● Assigned task A
According to the abstract on dopamine and the basal ganglia, which type of receptor do striatopallidal cells express?
● Assigned task B
Condense the paragraph of the abstract on dopamine and the basal ganglia that begins "Previously, we proposed a unified model" into a bulleted list of its main facts.

● Text block

Mechanisms of the influence of dopamine on the functioning of basal ganglia and movement choice (a comparison of models)

Abstract

Previously, we proposed a unified model of the influence of dopamine on the functioning of the topically organized closed cortico-basal ganglia-thalamo-cortical loops that are involved in movement choice and the processing of sensory information [Biosystems. 2001. 59(1): 7–14; 2007. 89(1–3): 227–235]. In this model, the activity of cortical neurons that initiate movement depends on the type of triggering of striatonigral and striatopallidal cells, which express D1 and D2 receptors, respectively, and form “direct” and “indirect” projections via the basal ganglia. The signals that pass via the “direct” and “indirect” pathways have disinhibiting and inhibiting influences on the thalamic cells that project to the cortex. According to our modulation rules, dopamine promotes long-term potentiation of the efficacy of cortical inputs, which strongly activate striatonigral and weakly activate striatopallidal neurons, and long-term depression of inputs that weakly activate striatonigral and strongly activate striatopallidal neurons. Therefore, dopamine synergistically increases disinhibition and decreases inhibition of thalamic neurons, which excite initially strongly activated cortical neurons. Simultaneously, thalamic neurons, which excite initially weakly activated cortical neurons, became less disinhibited and more inhibited. As a result of an increase in the activity of certain groups of striatonigral and striatopallidal neurons, one movement is selected and competing movements are suppressed. According to some models that consider modulation of only strong corticostriatal inputs, a dopamine-dependent increase in the activity of striatonigral neurons promotes the performance of a movement and weakening of the activity of striatopallidal cells prohibits a movement or suppresses competing movements. Modern experimental data support our model. The use of Cre-dependent viral expression of a genetically encoded calcium probe allowed to record the activities of identified striatal neurons with D1 and D2 receptors in mice that press a lever in response to a sensory stimulus. It was shown that this movement is preceded by a considerable increase in the activities of both striatonigral and striatopallidal cells [Nature. 2013. 494(7436): 238–242].

Data extracted from a collection:
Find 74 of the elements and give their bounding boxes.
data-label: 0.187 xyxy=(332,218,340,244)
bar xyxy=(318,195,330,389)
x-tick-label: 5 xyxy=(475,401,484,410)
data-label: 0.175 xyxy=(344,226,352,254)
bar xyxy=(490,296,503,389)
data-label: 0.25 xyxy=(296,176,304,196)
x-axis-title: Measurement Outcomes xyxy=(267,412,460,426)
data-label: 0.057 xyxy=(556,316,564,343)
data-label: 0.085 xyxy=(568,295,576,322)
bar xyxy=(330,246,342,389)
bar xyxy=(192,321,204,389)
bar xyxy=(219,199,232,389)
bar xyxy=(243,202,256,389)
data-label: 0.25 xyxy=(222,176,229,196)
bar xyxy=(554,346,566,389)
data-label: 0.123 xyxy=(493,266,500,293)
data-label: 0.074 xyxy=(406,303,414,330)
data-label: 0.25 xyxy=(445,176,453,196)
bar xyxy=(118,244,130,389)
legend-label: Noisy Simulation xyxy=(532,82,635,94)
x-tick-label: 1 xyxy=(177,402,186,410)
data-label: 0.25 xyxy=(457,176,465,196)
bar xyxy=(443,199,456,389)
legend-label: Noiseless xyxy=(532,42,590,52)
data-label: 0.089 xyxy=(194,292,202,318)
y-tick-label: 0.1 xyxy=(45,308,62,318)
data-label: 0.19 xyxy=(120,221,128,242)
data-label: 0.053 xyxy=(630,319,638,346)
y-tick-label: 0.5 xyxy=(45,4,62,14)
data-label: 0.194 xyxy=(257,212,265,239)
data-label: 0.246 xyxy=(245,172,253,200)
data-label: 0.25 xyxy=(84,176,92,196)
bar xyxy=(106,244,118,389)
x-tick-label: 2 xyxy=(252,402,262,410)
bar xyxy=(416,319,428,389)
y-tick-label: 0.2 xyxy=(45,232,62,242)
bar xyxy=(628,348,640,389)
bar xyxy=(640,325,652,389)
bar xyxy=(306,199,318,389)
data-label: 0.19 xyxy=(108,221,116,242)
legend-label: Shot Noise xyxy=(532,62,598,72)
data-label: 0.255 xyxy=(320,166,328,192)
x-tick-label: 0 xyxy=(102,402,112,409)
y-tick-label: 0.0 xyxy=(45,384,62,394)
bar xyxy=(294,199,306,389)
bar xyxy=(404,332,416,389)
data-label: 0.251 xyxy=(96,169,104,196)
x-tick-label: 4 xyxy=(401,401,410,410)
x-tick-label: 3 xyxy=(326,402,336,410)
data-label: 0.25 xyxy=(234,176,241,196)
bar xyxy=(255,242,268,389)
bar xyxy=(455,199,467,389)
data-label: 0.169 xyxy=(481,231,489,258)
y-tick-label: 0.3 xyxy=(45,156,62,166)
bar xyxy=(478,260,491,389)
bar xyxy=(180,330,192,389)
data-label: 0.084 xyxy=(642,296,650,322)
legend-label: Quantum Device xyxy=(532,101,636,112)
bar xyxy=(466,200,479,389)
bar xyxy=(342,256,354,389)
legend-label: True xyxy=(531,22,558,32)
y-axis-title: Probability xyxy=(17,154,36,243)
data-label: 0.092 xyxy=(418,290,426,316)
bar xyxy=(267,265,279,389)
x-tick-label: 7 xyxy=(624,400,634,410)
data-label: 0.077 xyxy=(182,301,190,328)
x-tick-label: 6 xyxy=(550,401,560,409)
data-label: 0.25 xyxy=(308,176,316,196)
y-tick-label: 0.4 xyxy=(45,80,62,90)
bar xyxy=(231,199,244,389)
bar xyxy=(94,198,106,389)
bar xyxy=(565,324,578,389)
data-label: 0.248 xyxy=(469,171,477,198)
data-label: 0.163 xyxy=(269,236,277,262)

● Response area A
Striatopallidal cells express D2 receptors.

● Response area B
- The authors' earlier unified model describes how dopamine influences closed cortico-basal ganglia-thalamo-cortical loops involved in movement choice and sensory processing.
- In the model, the activity of cortical neurons that initiate movement depends on how striatonigral (D1) and striatopallidal (D2) cells are triggered. These cells form the "direct" and "indirect" pathways through the basal ganglia.
- Signals on the "direct" pathway disinhibit the thalamic cells that project to the cortex, and signals on the "indirect" pathway inhibit them.
- Dopamine promotes long-term potentiation of cortical inputs that strongly activate striatonigral and weakly activate striatopallidal neurons. It promotes long-term depression of inputs with the opposite pattern.
- As a result, thalamic neurons that excite initially strongly activated cortical neurons become more disinhibited and less inhibited. Those that excite weakly activated cortical neurons become less disinhibited and more inhibited.
- Increased activity in certain groups of both cell types selects one movement and suppresses competing ones.
- Some other models consider only strong corticostriatal inputs. In those models, more striatonigral activity promotes a movement, and weaker striatopallidal activity prohibits a movement or suppresses competing movements.
- Modern data support the authors' model. Calcium-probe recordings in mice pressing a lever in response to a sensory stimulus showed that both striatonigral and striatopallidal activity rise considerably before the movement.